• [What you have to do]: Rewrite the entries below with every "volume-bar" changed to "volume-column" and everything else left as it is. Leave out the pictures.
[Start of Dataset records]
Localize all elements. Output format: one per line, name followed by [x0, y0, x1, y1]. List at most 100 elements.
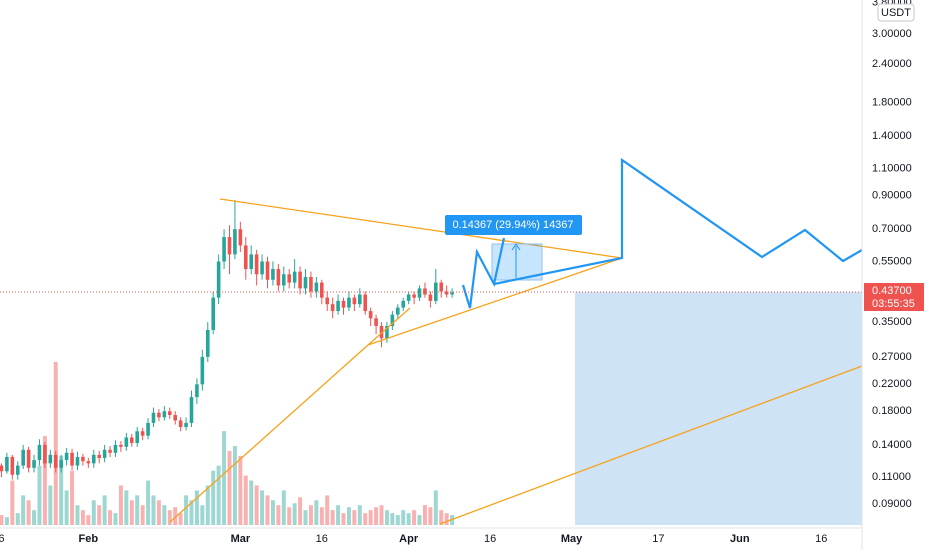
- candle-body: [43, 444, 47, 464]
- volume-bar: [129, 500, 134, 525]
- candle-body: [173, 414, 178, 421]
- candle-body: [303, 276, 308, 289]
- y-tick-label: 0.22000: [872, 378, 912, 390]
- y-tick-label: 0.55000: [872, 255, 912, 267]
- volume-bar: [417, 515, 422, 525]
- volume-bar: [428, 507, 433, 525]
- candle-body: [249, 254, 254, 270]
- candle-body: [265, 261, 270, 280]
- volume-bar: [336, 505, 341, 525]
- candle-body: [347, 297, 351, 308]
- candle-body: [325, 297, 330, 305]
- candle-body: [292, 271, 297, 283]
- volume-bar: [238, 455, 243, 525]
- y-tick-label: 0.70000: [872, 223, 912, 235]
- volume-bar: [222, 431, 227, 525]
- candle-body: [412, 294, 416, 298]
- candle-body: [336, 300, 340, 312]
- volume-bar: [401, 510, 406, 525]
- candle-body: [102, 449, 107, 458]
- volume-bar: [151, 495, 156, 525]
- volume-bar: [276, 505, 281, 525]
- candle-body: [428, 294, 433, 301]
- trendlines: [169, 198, 863, 525]
- candle-body: [379, 325, 384, 339]
- candle-body: [450, 292, 454, 295]
- volume-bar: [10, 480, 15, 525]
- y-tick-label: 2.40000: [872, 58, 912, 70]
- volume-bar: [32, 510, 37, 525]
- candle-body: [374, 318, 378, 326]
- x-tick-label: 16: [484, 533, 496, 545]
- volume-bar: [91, 500, 96, 525]
- candle-body: [390, 314, 395, 326]
- candle-body: [97, 454, 101, 458]
- candle-body: [75, 456, 80, 466]
- volume-bar: [330, 510, 335, 525]
- last-price-box: [864, 283, 924, 311]
- volume-bar: [433, 490, 438, 525]
- y-tick-label: 0.18000: [872, 405, 912, 417]
- candle-body: [178, 420, 183, 428]
- candle-body: [124, 437, 129, 447]
- volume-bar: [384, 510, 389, 525]
- y-tick-label: 0.90000: [872, 189, 912, 201]
- volume-bar: [135, 495, 140, 525]
- volume-bar: [243, 475, 248, 525]
- currency-box: [877, 3, 915, 22]
- projection-zone: [575, 292, 862, 525]
- candle-body: [26, 449, 31, 468]
- candle-body: [108, 449, 112, 453]
- volume-bar: [37, 465, 42, 525]
- candle-body: [238, 229, 243, 246]
- y-tick-label: 0.09000: [872, 498, 912, 510]
- y-tick-label: 3.00000: [872, 28, 912, 40]
- candle-body: [5, 456, 9, 472]
- candle-body: [119, 444, 123, 447]
- candle-body: [357, 294, 362, 305]
- candle-body: [140, 431, 145, 436]
- trendline: [367, 307, 411, 346]
- candle-body: [276, 269, 281, 286]
- candle-body: [32, 460, 36, 468]
- candle-body: [189, 397, 194, 423]
- candle-body: [59, 460, 63, 468]
- last-price: 0.43700: [872, 285, 912, 297]
- volume-bar: [102, 495, 107, 525]
- volume-bar: [232, 445, 237, 525]
- volume-bar: [97, 505, 102, 525]
- candle-body: [157, 412, 161, 418]
- volume-bar: [319, 507, 324, 525]
- volume-bar: [346, 507, 351, 525]
- volume-bar: [15, 513, 20, 525]
- volume-bar: [48, 485, 53, 525]
- x-tick-label: 17: [652, 533, 664, 545]
- volume-bar: [53, 362, 58, 525]
- volume-bar: [146, 480, 151, 525]
- volume-bar: [200, 505, 205, 525]
- projection-path: [461, 237, 506, 309]
- volume-bar: [287, 507, 292, 525]
- volume-bar: [298, 497, 303, 525]
- volume-bar: [70, 470, 75, 525]
- candle-body: [352, 297, 357, 305]
- volume-bar: [156, 500, 161, 525]
- volume-bar: [108, 510, 113, 525]
- candle-body: [10, 456, 15, 475]
- volume-bar: [308, 505, 313, 525]
- trendline: [219, 198, 623, 259]
- y-tick-label: 1.80000: [872, 97, 912, 109]
- candle-body: [37, 444, 42, 461]
- projection-path: [493, 157, 863, 286]
- candle-body: [417, 288, 422, 298]
- candle-body: [385, 325, 389, 339]
- volume-bar: [395, 515, 400, 525]
- candle-body: [15, 465, 20, 475]
- candle-body: [271, 269, 275, 280]
- candle-body: [401, 300, 406, 308]
- y-tick-label: 0.35000: [872, 316, 912, 328]
- volume-bar: [444, 513, 449, 525]
- candle-body: [135, 431, 139, 444]
- y-tick-label: 1.40000: [872, 130, 912, 142]
- volume-bar: [80, 510, 85, 525]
[End of Dataset records]
• [Result]:
Localize all elements. Output format: one per line, name followed by [x0, y0, x1, y1]. List at most 100 elements.
- candle-body: [43, 444, 47, 464]
- volume-column: [129, 500, 134, 525]
- candle-body: [173, 414, 178, 421]
- candle-body: [303, 276, 308, 289]
- y-tick-label: 0.22000: [872, 378, 912, 390]
- y-tick-label: 0.55000: [872, 255, 912, 267]
- volume-column: [417, 515, 422, 525]
- volume-column: [428, 507, 433, 525]
- candle-body: [249, 254, 254, 270]
- candle-body: [265, 261, 270, 280]
- volume-column: [336, 505, 341, 525]
- candle-body: [347, 297, 351, 308]
- candle-body: [325, 297, 330, 305]
- candle-body: [292, 271, 297, 283]
- volume-column: [238, 455, 243, 525]
- y-tick-label: 0.70000: [872, 223, 912, 235]
- volume-column: [222, 431, 227, 525]
- candle-body: [412, 294, 416, 298]
- candle-body: [336, 300, 340, 312]
- volume-column: [401, 510, 406, 525]
- candle-body: [102, 449, 107, 458]
- volume-column: [151, 495, 156, 525]
- volume-column: [276, 505, 281, 525]
- candle-body: [428, 294, 433, 301]
- trendlines: [169, 198, 863, 525]
- candle-body: [379, 325, 384, 339]
- candle-body: [450, 292, 454, 295]
- volume-column: [10, 480, 15, 525]
- y-tick-label: 2.40000: [872, 58, 912, 70]
- volume-column: [32, 510, 37, 525]
- candle-body: [374, 318, 378, 326]
- x-tick-label: 16: [484, 533, 496, 545]
- volume-column: [91, 500, 96, 525]
- candle-body: [390, 314, 395, 326]
- candle-body: [97, 454, 101, 458]
- candle-body: [75, 456, 80, 466]
- volume-column: [330, 510, 335, 525]
- last-price-box: [864, 283, 924, 311]
- volume-column: [433, 490, 438, 525]
- y-tick-label: 0.18000: [872, 405, 912, 417]
- candle-body: [178, 420, 183, 428]
- candle-body: [124, 437, 129, 447]
- volume-column: [384, 510, 389, 525]
- y-tick-label: 0.90000: [872, 189, 912, 201]
- volume-column: [135, 495, 140, 525]
- volume-column: [243, 475, 248, 525]
- currency-box: [877, 3, 915, 22]
- projection-zone: [575, 292, 862, 525]
- candle-body: [26, 449, 31, 468]
- candle-body: [108, 449, 112, 453]
- volume-column: [37, 465, 42, 525]
- candle-body: [238, 229, 243, 246]
- y-tick-label: 0.09000: [872, 498, 912, 510]
- y-tick-label: 3.00000: [872, 28, 912, 40]
- candle-body: [5, 456, 9, 472]
- candle-body: [119, 444, 123, 447]
- candle-body: [357, 294, 362, 305]
- candle-body: [140, 431, 145, 436]
- trendline: [367, 307, 411, 346]
- candle-body: [276, 269, 281, 286]
- candle-body: [32, 460, 36, 468]
- candle-body: [189, 397, 194, 423]
- candle-body: [59, 460, 63, 468]
- last-price: 0.43700: [872, 285, 912, 297]
- volume-column: [102, 495, 107, 525]
- volume-column: [232, 445, 237, 525]
- volume-column: [97, 505, 102, 525]
- candle-body: [157, 412, 161, 418]
- volume-column: [319, 507, 324, 525]
- volume-column: [346, 507, 351, 525]
- volume-column: [15, 513, 20, 525]
- volume-column: [48, 485, 53, 525]
- x-tick-label: 17: [652, 533, 664, 545]
- volume-column: [53, 362, 58, 525]
- volume-column: [146, 480, 151, 525]
- volume-column: [200, 505, 205, 525]
- projection-path: [461, 237, 506, 309]
- volume-column: [287, 507, 292, 525]
- volume-column: [298, 497, 303, 525]
- volume-column: [70, 470, 75, 525]
- candle-body: [352, 297, 357, 305]
- volume-column: [156, 500, 161, 525]
- volume-column: [108, 510, 113, 525]
- candle-body: [10, 456, 15, 475]
- volume-column: [308, 505, 313, 525]
- trendline: [219, 198, 623, 259]
- y-tick-label: 1.80000: [872, 97, 912, 109]
- candle-body: [37, 444, 42, 461]
- projection-path: [493, 157, 863, 286]
- candle-body: [417, 288, 422, 298]
- candle-body: [385, 325, 389, 339]
- volume-column: [395, 515, 400, 525]
- candle-body: [15, 465, 20, 475]
- candle-body: [271, 269, 275, 280]
- candle-body: [401, 300, 406, 308]
- y-tick-label: 0.35000: [872, 316, 912, 328]
- volume-column: [444, 513, 449, 525]
- candle-body: [135, 431, 139, 444]
- y-tick-label: 1.40000: [872, 130, 912, 142]
- volume-column: [80, 510, 85, 525]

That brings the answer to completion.